#### [AIM]
Search the entries for the word "respecto" and pull out each line that has it.

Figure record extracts
__________________________________________________

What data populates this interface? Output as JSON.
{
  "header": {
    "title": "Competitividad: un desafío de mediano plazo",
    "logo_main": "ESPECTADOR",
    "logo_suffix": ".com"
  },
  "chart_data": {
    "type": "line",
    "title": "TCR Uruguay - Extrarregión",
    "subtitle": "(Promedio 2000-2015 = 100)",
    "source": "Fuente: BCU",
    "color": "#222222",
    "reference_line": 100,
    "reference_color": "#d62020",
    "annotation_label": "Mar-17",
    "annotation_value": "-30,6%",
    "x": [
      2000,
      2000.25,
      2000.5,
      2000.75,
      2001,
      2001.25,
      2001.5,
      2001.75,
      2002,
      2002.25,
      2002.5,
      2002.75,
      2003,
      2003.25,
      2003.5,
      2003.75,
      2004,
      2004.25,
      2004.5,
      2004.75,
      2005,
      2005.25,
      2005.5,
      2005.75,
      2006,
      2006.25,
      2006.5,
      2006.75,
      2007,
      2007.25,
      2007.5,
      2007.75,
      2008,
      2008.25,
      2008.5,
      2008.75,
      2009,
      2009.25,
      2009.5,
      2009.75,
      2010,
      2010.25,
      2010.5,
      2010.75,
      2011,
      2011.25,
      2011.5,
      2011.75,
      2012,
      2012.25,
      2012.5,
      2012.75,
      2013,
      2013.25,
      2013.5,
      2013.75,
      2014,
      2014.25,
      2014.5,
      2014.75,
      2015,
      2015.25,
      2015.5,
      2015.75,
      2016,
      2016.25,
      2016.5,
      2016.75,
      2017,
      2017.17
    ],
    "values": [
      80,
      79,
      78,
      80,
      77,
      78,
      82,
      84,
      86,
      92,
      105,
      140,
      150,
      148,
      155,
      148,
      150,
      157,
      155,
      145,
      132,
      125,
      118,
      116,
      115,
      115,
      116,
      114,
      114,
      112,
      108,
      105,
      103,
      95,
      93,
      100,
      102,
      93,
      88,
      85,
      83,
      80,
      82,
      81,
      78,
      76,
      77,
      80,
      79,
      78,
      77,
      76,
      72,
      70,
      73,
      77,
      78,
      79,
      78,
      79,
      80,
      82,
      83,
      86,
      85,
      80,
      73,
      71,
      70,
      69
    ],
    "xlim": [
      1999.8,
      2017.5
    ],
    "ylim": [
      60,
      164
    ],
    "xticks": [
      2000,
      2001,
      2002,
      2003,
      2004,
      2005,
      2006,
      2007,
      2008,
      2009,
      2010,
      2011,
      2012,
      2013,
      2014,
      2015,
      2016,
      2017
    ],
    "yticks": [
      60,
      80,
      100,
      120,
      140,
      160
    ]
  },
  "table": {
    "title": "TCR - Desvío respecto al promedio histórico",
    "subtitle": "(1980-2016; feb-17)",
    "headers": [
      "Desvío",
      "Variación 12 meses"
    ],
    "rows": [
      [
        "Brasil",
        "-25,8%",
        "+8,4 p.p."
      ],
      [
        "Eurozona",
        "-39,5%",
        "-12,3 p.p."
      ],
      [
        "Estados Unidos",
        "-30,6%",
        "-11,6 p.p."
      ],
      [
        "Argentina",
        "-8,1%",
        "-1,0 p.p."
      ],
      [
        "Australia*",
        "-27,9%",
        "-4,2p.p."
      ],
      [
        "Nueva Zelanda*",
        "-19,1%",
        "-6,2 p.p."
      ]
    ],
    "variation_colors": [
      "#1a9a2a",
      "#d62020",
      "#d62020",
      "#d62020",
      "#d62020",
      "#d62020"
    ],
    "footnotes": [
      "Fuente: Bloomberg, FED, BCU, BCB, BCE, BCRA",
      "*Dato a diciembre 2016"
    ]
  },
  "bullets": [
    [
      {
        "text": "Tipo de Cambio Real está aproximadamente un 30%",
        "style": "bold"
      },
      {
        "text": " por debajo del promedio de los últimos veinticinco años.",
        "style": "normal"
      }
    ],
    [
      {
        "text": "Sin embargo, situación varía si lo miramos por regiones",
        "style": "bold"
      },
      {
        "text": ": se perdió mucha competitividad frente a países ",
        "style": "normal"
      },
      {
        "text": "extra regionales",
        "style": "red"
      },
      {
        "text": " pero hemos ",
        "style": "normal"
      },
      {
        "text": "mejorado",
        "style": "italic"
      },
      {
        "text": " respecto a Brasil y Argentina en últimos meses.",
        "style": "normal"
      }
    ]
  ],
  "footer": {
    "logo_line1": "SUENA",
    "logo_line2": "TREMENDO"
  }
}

__________________________________________________

#### [RESPONSE BELOW]
    "title": "TCR - Desvío respecto al promedio histórico",
        "text": " respecto a Brasil y Argentina en últimos meses.",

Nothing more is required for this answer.